See archived entries

Magnets

Have the last pancake!

After close to five years of intense activity, the winding table at the south end of the European poloidal field coil factory on site is now empty. Last week, the last circular conductor arrangement ("double pancake") required for the last ring-shaped coil still in fabrication was finalized and moved to the next workstation. Since production began in August 2017, 30 such double pancakes have been produced for the four poloidal field coils that Europe manufactured in the facility.

24 metres in diameter—that's about as wide as a six-lane highway. The last double pancake for poloidal field coil #3 is also the last double pancake required by the European Domestic Agency's ring-magnet procurement program. (Click to view larger version...)
24 metres in diameter—that's about as wide as a six-lane highway. The last double pancake for poloidal field coil #3 is also the last double pancake required by the European Domestic Agency's ring-magnet procurement program.

**DATA FOR REVIEW**

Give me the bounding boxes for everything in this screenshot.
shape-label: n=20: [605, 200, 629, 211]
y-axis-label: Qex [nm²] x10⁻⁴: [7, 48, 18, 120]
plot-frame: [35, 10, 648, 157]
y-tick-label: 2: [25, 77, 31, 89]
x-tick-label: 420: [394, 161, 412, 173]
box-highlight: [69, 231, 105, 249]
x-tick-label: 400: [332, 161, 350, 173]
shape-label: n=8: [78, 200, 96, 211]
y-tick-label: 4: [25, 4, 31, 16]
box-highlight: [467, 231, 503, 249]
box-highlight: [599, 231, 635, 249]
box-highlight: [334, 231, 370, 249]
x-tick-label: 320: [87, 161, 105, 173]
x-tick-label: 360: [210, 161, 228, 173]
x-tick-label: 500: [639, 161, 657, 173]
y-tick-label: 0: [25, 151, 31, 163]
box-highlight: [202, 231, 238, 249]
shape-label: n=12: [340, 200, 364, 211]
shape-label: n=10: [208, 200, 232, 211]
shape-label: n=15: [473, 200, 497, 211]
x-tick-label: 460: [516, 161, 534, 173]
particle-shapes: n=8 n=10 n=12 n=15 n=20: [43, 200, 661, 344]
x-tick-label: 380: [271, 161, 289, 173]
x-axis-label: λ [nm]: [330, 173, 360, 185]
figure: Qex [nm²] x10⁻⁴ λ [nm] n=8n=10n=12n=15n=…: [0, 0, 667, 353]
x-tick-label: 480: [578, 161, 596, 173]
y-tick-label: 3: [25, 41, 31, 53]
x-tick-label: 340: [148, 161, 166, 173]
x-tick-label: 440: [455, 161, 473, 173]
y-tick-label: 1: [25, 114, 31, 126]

**GOAL OF THE EXERCISE**
Continue the news item about the final double pancake for the poloidal field coils, starting after its last sentence.

**WRITTEN REPLY**
With the finalization of this last double pancake, a formidable industrial venture is coming to an end. Like its predecessors on the production line, the last pancake will be moved from one workstation to another to be insulated, resin-impregnated, stacked and eventually compressed with seven other similar arrangements in order to form a 385-tonne, 24-metre-in-diameter ring magnet.

Manufacturing such large and massive high-tech components required bespoke tools and sophisticated techniques that had never before been implemented at that scale. The European Domestic Agency, Fusion for Energy, and its contractors went through a steep learning curve, with operators acquiring skills and experience on both manual operations and machine control. Tooling performance was improved through better preventive and corrective maintenance activities, thus reducing the number and duration of production stops. Time and energy was also saved through the constant progress achieved in the scheduling and sequencing of activities. Drawing from the lessons learned during the manufacturing of the first coil (PF5, 17 metres in diameter), operators reduced the fabrication time of the second, PF2, by a full year.

The informal celebration that took place in the winding facility on 23 June acknowledged the remarkable synergy between the many contractors involved in the venture. Coming from different worlds, the European contractors ASG Superconductors S.p.A., CNIM, Dalkia, Veolia, Mammoet, Criotec Impianti SpA, Elytt Energy, ALSYOM, SEA Alp, and SEIV all worked as one team, which decisively contributed to the success of the operations.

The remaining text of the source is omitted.